-------- RECORDED INFORMATION --------

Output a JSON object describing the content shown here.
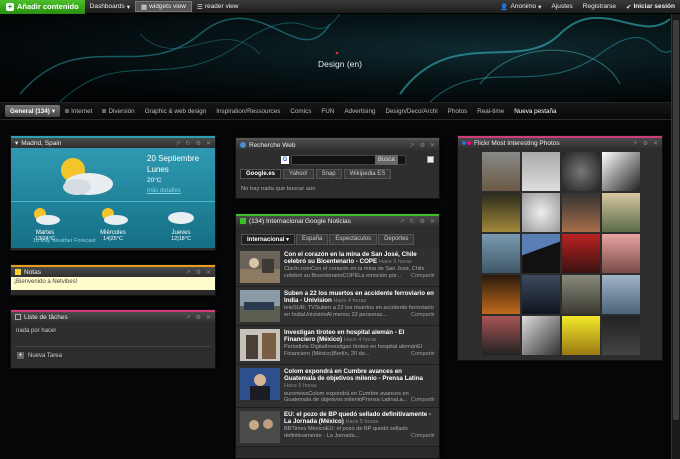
{
  "topbar": {
    "add_label": "Añadir contenido",
    "dashboards": "Dashboards",
    "widgets_view": "widgets view",
    "reader_view": "reader view",
    "user": "Anonimo",
    "settings": "Ajustes",
    "register": "Registrarse",
    "login": "Iniciar sesión"
  },
  "banner": {
    "title": "Design (en)"
  },
  "tabs": [
    "Internet",
    "Diversión",
    "Graphic & web design",
    "Inspiration/Ressources",
    "Comics",
    "FUN",
    "Advertising",
    "Design/Deco/Archi",
    "Photos",
    "Real-time"
  ],
  "tab_first": "General (134)",
  "tab_new": "Nueva pestaña",
  "weather": {
    "title": "Madrid, Spain",
    "date": "20 Septiembre",
    "day": "Lunes",
    "temp": "20°C",
    "more": "más detalles",
    "forecast": [
      {
        "day": "Martes",
        "temp": "13|24°C"
      },
      {
        "day": "Miércoles",
        "temp": "14|25°C"
      },
      {
        "day": "Jueves",
        "temp": "12|18°C"
      }
    ],
    "footer": "10 Day Weather Forecast"
  },
  "notes": {
    "title": "Notas",
    "text": "¡Bienvenido a Netvibes!"
  },
  "todo": {
    "title": "Liste de tâches",
    "empty": "nada por hacer",
    "new_task": "Nueva Tarea"
  },
  "search": {
    "title": "Recherche Web",
    "button": "Busca",
    "placeholder": "",
    "engines": [
      "Google.es",
      "Yahoo!",
      "Snap",
      "Wikipedia ES"
    ],
    "empty": "No hay nada que buscar aún"
  },
  "news": {
    "title": "(134)  Internacional Google Noticias",
    "subtabs": [
      "Internacional",
      "España",
      "Espectáculos",
      "Deportes"
    ],
    "share": "Compartir",
    "items": [
      {
        "title": "Con el corazón en la mina de San José, Chile celebró su Bicentenario - COPE",
        "age": "Hace 3 horas",
        "body": "Clarín.comCon el corazón en la mina de San José, Chile celebró su BicentenarioCOPELa emoción por..."
      },
      {
        "title": "Suben a 22 los muertos en accidente ferroviario en India - Univision",
        "age": "Hace 4 horas",
        "body": "teleSUR: TVSuben a 22 los muertos en accidente ferroviario en IndiaUnivisiónAl menos 22 personas..."
      },
      {
        "title": "Investigan tiroteo en hospital alemán - El Financiero (México)",
        "age": "Hace 4 horas",
        "body": "Periodista DigitalInvestigan tiroteo en hospital alemánEl Financiero (México)Berlín, 20 de..."
      },
      {
        "title": "Colom expondrá en Cumbre avances en Guatemala de objetivos milenio - Prensa Latina",
        "age": "Hace 5 horas",
        "body": "euronewsColom expondrá en Cumbre avances en Guatemala de objetivos milenioPrensa LatinaLa..."
      },
      {
        "title": "EU: el pozo de BP quedó sellado definitivamente - La Jornada (México)",
        "age": "Hace 5 horas",
        "body": "BBTimes MéxicoEU: el pozo de BP quedó sellado definitivamente - La Jornada..."
      }
    ]
  },
  "flickr": {
    "title": "Flickr Most Interesting Photos"
  },
  "colors": {
    "accent_cyan": "#2b9fb5",
    "accent_green": "#3cbf2a",
    "accent_orange": "#e89a1e",
    "accent_pink": "#d23c7a"
  }
}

--------

# WRITTEN PROBLEM:
Output all of the entries verbatim, leaving out any images.

# EXERCISE SOLUTION:
Output a JSON object describing the content shown here.
{
  "topbar": {
    "add_label": "Añadir contenido",
    "dashboards": "Dashboards",
    "widgets_view": "widgets view",
    "reader_view": "reader view",
    "user": "Anonimo",
    "settings": "Ajustes",
    "register": "Registrarse",
    "login": "Iniciar sesión"
  },
  "banner": {
    "title": "Design (en)"
  },
  "tabs": [
    "Internet",
    "Diversión",
    "Graphic & web design",
    "Inspiration/Ressources",
    "Comics",
    "FUN",
    "Advertising",
    "Design/Deco/Archi",
    "Photos",
    "Real-time"
  ],
  "tab_first": "General (134)",
  "tab_new": "Nueva pestaña",
  "weather": {
    "title": "Madrid, Spain",
    "date": "20 Septiembre",
    "day": "Lunes",
    "temp": "20°C",
    "more": "más detalles",
    "forecast": [
      {
        "day": "Martes",
        "temp": "13|24°C"
      },
      {
        "day": "Miércoles",
        "temp": "14|25°C"
      },
      {
        "day": "Jueves",
        "temp": "12|18°C"
      }
    ],
    "footer": "10 Day Weather Forecast"
  },
  "notes": {
    "title": "Notas",
    "text": "¡Bienvenido a Netvibes!"
  },
  "todo": {
    "title": "Liste de tâches",
    "empty": "nada por hacer",
    "new_task": "Nueva Tarea"
  },
  "search": {
    "title": "Recherche Web",
    "button": "Busca",
    "placeholder": "",
    "engines": [
      "Google.es",
      "Yahoo!",
      "Snap",
      "Wikipedia ES"
    ],
    "empty": "No hay nada que buscar aún"
  },
  "news": {
    "title": "(134)  Internacional Google Noticias",
    "subtabs": [
      "Internacional",
      "España",
      "Espectáculos",
      "Deportes"
    ],
    "share": "Compartir",
    "items": [
      {
        "title": "Con el corazón en la mina de San José, Chile celebró su Bicentenario - COPE",
        "age": "Hace 3 horas",
        "body": "Clarín.comCon el corazón en la mina de San José, Chile celebró su BicentenarioCOPELa emoción por..."
      },
      {
        "title": "Suben a 22 los muertos en accidente ferroviario en India - Univision",
        "age": "Hace 4 horas",
        "body": "teleSUR: TVSuben a 22 los muertos en accidente ferroviario en IndiaUnivisiónAl menos 22 personas..."
      },
      {
        "title": "Investigan tiroteo en hospital alemán - El Financiero (México)",
        "age": "Hace 4 horas",
        "body": "Periodista DigitalInvestigan tiroteo en hospital alemánEl Financiero (México)Berlín, 20 de..."
      },
      {
        "title": "Colom expondrá en Cumbre avances en Guatemala de objetivos milenio - Prensa Latina",
        "age": "Hace 5 horas",
        "body": "euronewsColom expondrá en Cumbre avances en Guatemala de objetivos milenioPrensa LatinaLa..."
      },
      {
        "title": "EU: el pozo de BP quedó sellado definitivamente - La Jornada (México)",
        "age": "Hace 5 horas",
        "body": "BBTimes MéxicoEU: el pozo de BP quedó sellado definitivamente - La Jornada..."
      }
    ]
  },
  "flickr": {
    "title": "Flickr Most Interesting Photos"
  },
  "colors": {
    "accent_cyan": "#2b9fb5",
    "accent_green": "#3cbf2a",
    "accent_orange": "#e89a1e",
    "accent_pink": "#d23c7a"
  }
}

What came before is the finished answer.